| Goal of the exercise |
Pictures within the data are to be left out; everything else must be reproduced exactly.

(Collected data)

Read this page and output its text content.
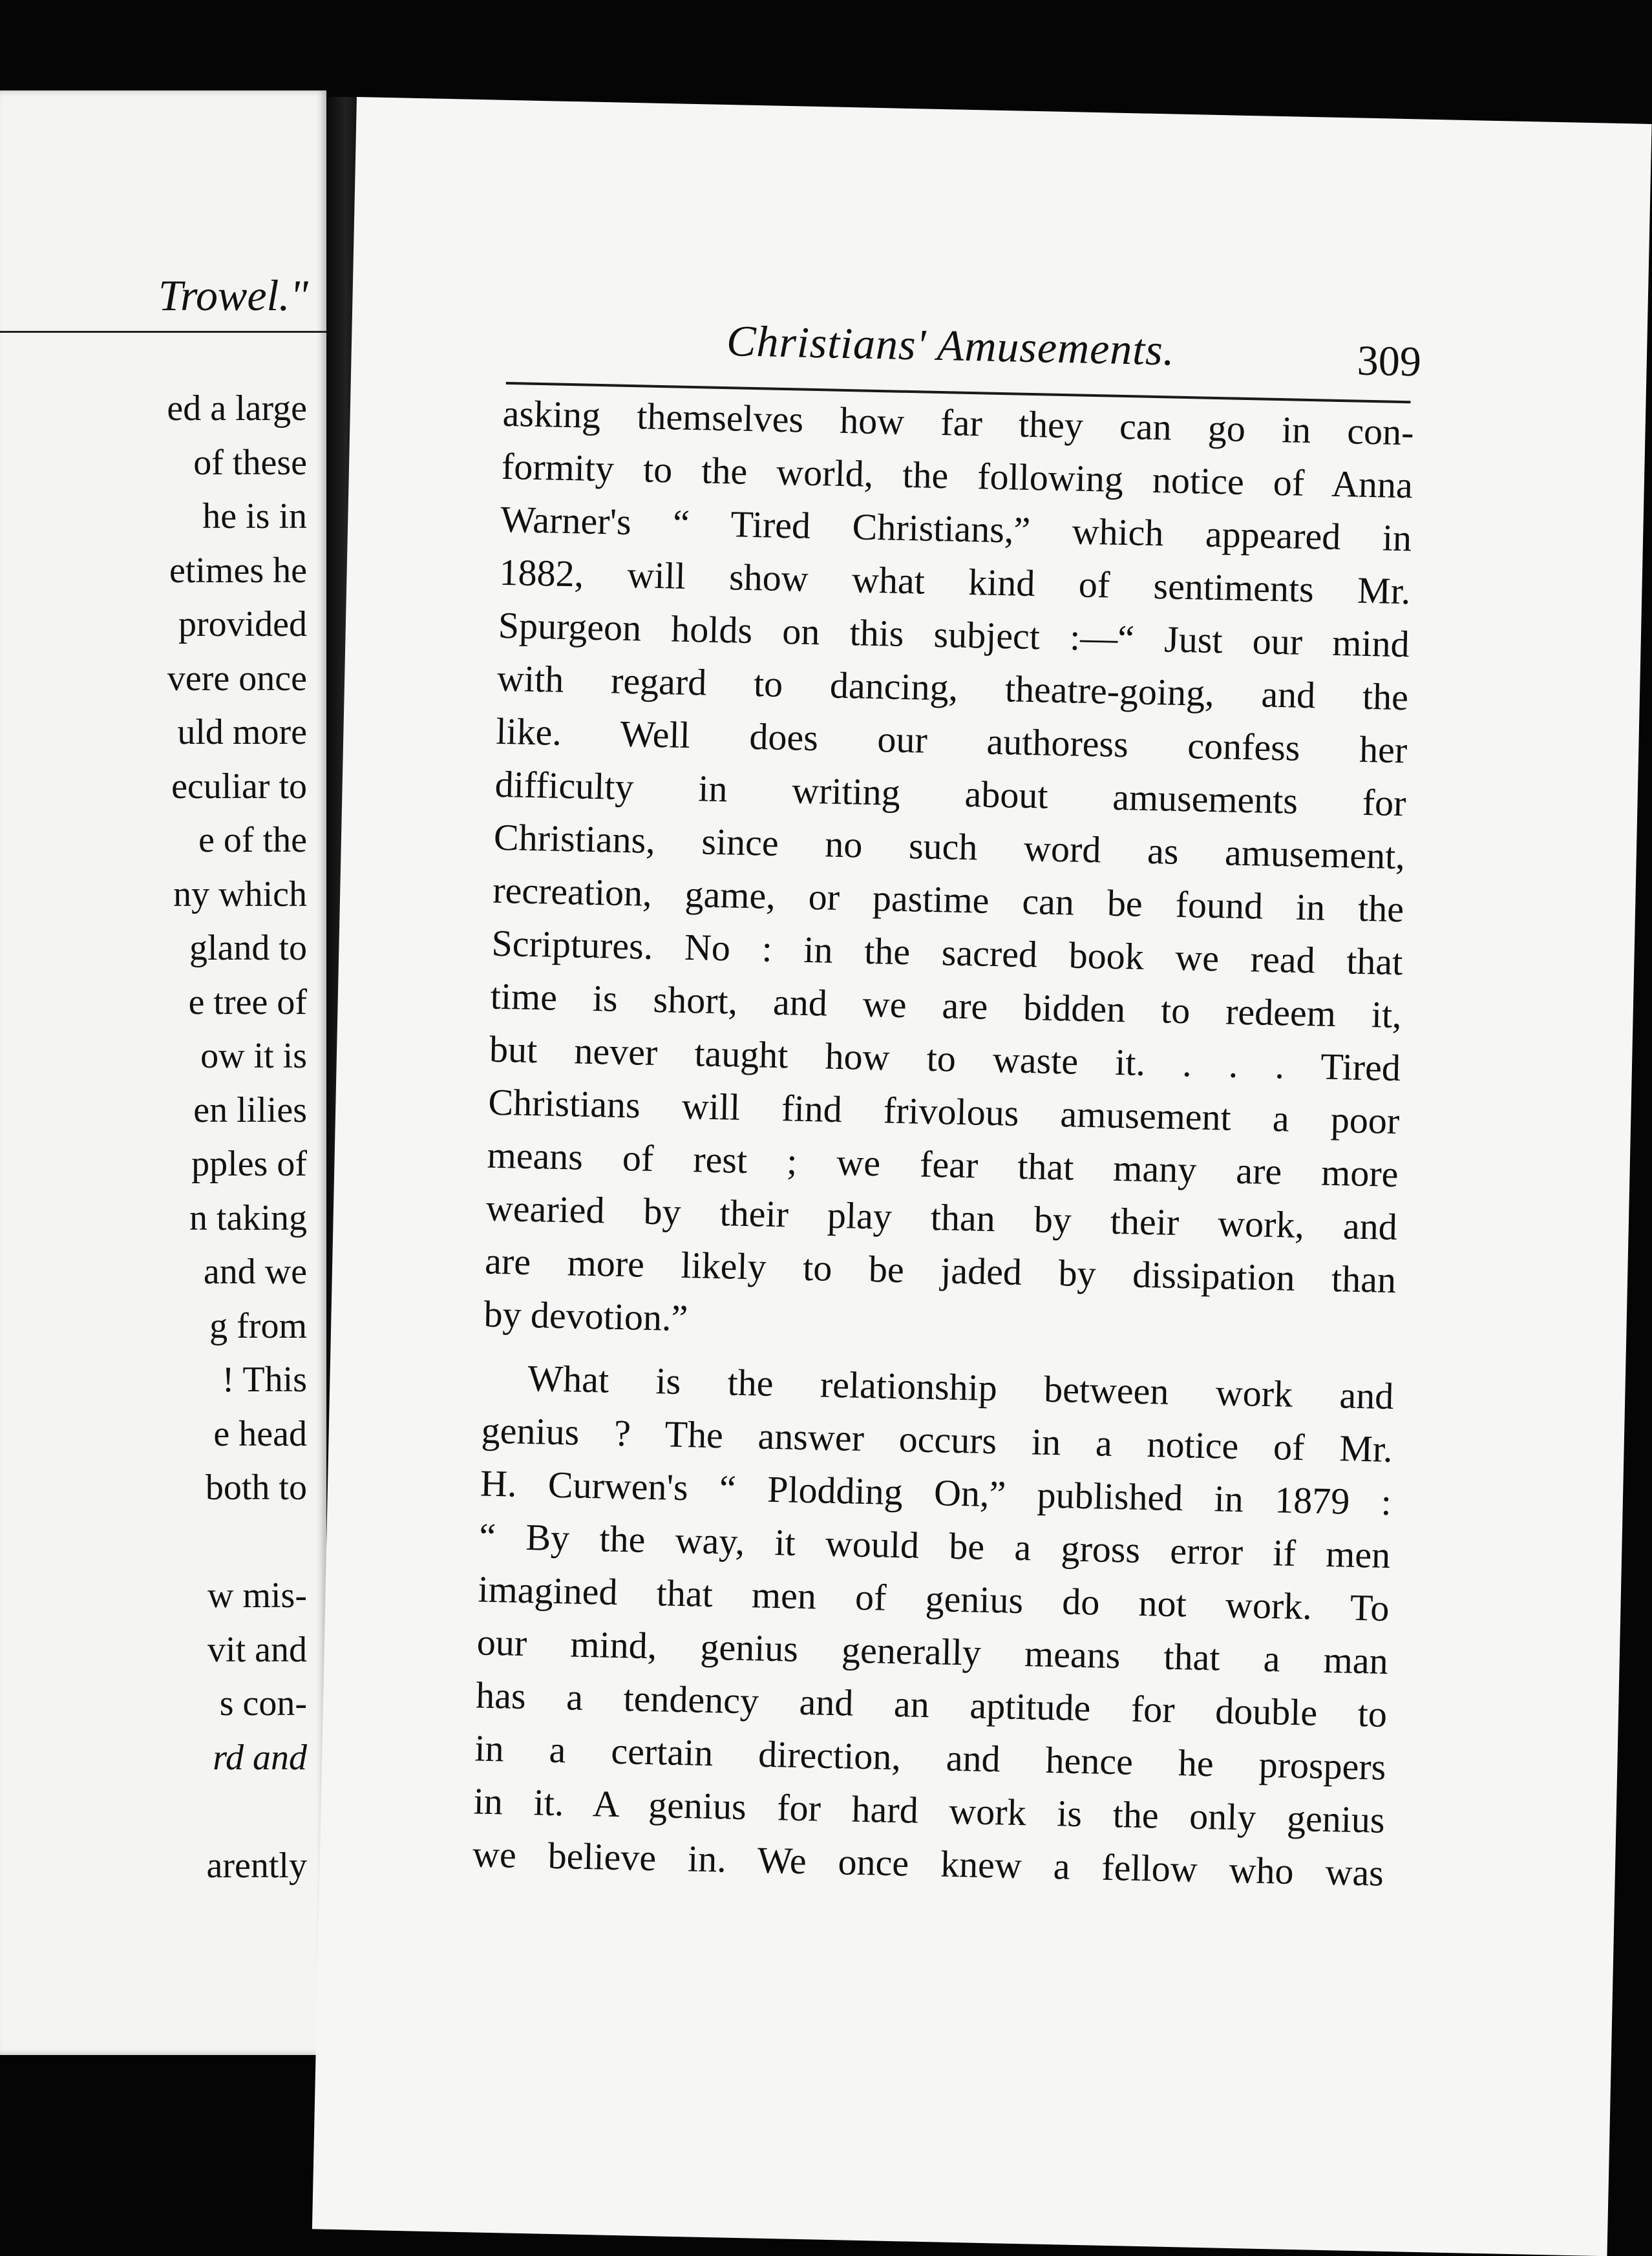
Trowel."
ed a large
of these
he is in
etimes he
provided
vere once
uld more
eculiar to
e of the
ny which
gland to
e tree of
ow it is
en lilies
pples of
n taking
and we
g from
! This
e head
both to
w mis-
vit and
s con-
rd and
arently
Christians' Amusements.	309
asking themselves how far they can go in con-
formity to the world, the following notice of Anna
Warner's “ Tired Christians,” which appeared in
1882, will show what kind of sentiments Mr.
Spurgeon holds on this subject :—“ Just our mind
with regard to dancing, theatre-going, and the
like. Well does our authoress confess her
difficulty in writing about amusements for
Christians, since no such word as amusement,
recreation, game, or pastime can be found in the
Scriptures. No : in the sacred book we read that
time is short, and we are bidden to redeem it,
but never taught how to waste it. . . . Tired
Christians will find frivolous amusement a poor
means of rest ; we fear that many are more
wearied by their play than by their work, and
are more likely to be jaded by dissipation than
by devotion.”
What is the relationship between work and
genius ? The answer occurs in a notice of Mr.
H. Curwen's “ Plodding On,” published in 1879 :
“ By the way, it would be a gross error if men
imagined that men of genius do not work. To
our mind, genius generally means that a man
has a tendency and an aptitude for double to
in a certain direction, and hence he prospers
in it. A genius for hard work is the only genius
we believe in. We once knew a fellow who was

| Correct response |
Read this page and output its text content.
Trowel."
ed a large
of these
he is in
etimes he
provided
vere once
uld more
eculiar to
e of the
ny which
gland to
e tree of
ow it is
en lilies
pples of
n taking
and we
g from
! This
e head
both to
w mis-
vit and
s con-
rd and
arently
Christians' Amusements.	309
asking themselves how far they can go in con-
formity to the world, the following notice of Anna
Warner's “ Tired Christians,” which appeared in
1882, will show what kind of sentiments Mr.
Spurgeon holds on this subject :—“ Just our mind
with regard to dancing, theatre-going, and the
like. Well does our authoress confess her
difficulty in writing about amusements for
Christians, since no such word as amusement,
recreation, game, or pastime can be found in the
Scriptures. No : in the sacred book we read that
time is short, and we are bidden to redeem it,
but never taught how to waste it. . . . Tired
Christians will find frivolous amusement a poor
means of rest ; we fear that many are more
wearied by their play than by their work, and
are more likely to be jaded by dissipation than
by devotion.”
What is the relationship between work and
genius ? The answer occurs in a notice of Mr.
H. Curwen's “ Plodding On,” published in 1879 :
“ By the way, it would be a gross error if men
imagined that men of genius do not work. To
our mind, genius generally means that a man
has a tendency and an aptitude for double to
in a certain direction, and hence he prospers
in it. A genius for hard work is the only genius
we believe in. We once knew a fellow who was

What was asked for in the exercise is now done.